(Stored data)
____
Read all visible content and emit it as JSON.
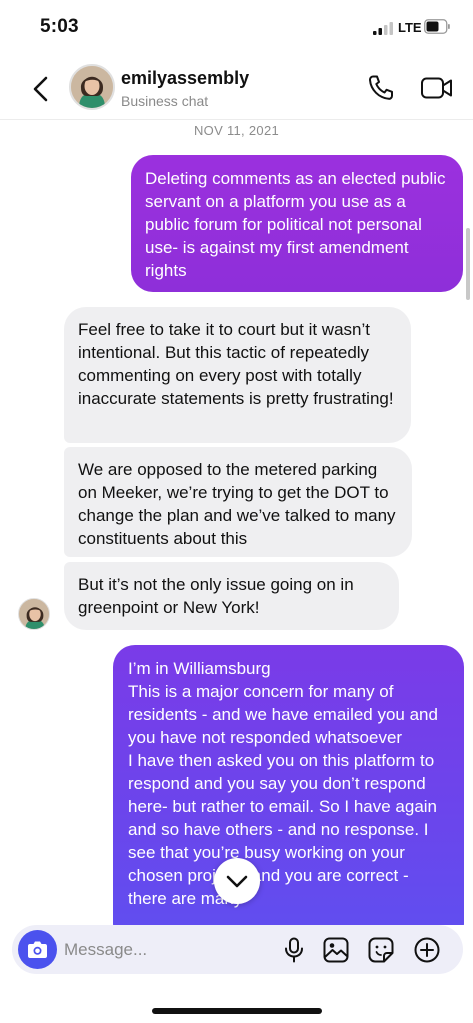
{
  "status_bar": {
    "time": "5:03",
    "network": "LTE",
    "icons": [
      "signal-icon",
      "battery-icon"
    ]
  },
  "header": {
    "contact_name": "emilyassembly",
    "subtitle": "Business chat",
    "icons": [
      "back-icon",
      "phone-icon",
      "video-icon"
    ]
  },
  "chat": {
    "date_label": "NOV 11, 2021",
    "messages": [
      {
        "direction": "outgoing",
        "color": "#9b30de",
        "text": "Deleting comments as an elected public servant on a platform you use as a public forum for political not personal use- is against my first amendment rights"
      },
      {
        "direction": "incoming",
        "color": "#efeff1",
        "text": "Feel free to take it to court but it wasn’t intentional. But this tactic of repeatedly commenting on every post with totally inaccurate statements is pretty frustrating!"
      },
      {
        "direction": "incoming",
        "color": "#efeff1",
        "text": "We are opposed to the metered parking on Meeker, we’re trying to get the DOT to change the plan and we’ve talked to many constituents about this"
      },
      {
        "direction": "incoming",
        "color": "#efeff1",
        "text": "But it’s not the only issue going on in greenpoint or New York!"
      },
      {
        "direction": "outgoing",
        "color": "#6a46ec",
        "text": "I’m in Williamsburg\nThis is a major concern for many of residents - and we have emailed you and you have not responded whatsoever\nI have then asked you on this platform to respond and you say you don’t respond here- but rather to email. So I have again and so have others - and no response. I see that you’re busy working on your chosen projects and you are correct - there are many"
      }
    ]
  },
  "composer": {
    "placeholder": "Message...",
    "icons": [
      "camera-icon",
      "microphone-icon",
      "gallery-icon",
      "sticker-icon",
      "add-icon"
    ],
    "accent": "#4b52ee"
  },
  "scroll_down_icon": "chevron-down-icon"
}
____
(Request)
Find all lines where the word "platform" appears. Copy them.

(Output for this exercise)
        "text": "Deleting comments as an elected public servant on a platform you use as a public forum for political not personal use- is against my first amendment rights"
        "text": "I’m in Williamsburg\nThis is a major concern for many of residents - and we have emailed you and you have not responded whatsoever\nI have then asked you on this platform to respond and you say you don’t respond here- but rather to email. So I have again and so have others - and no response. I see that you’re busy working on your chosen projects and you are correct - there are many"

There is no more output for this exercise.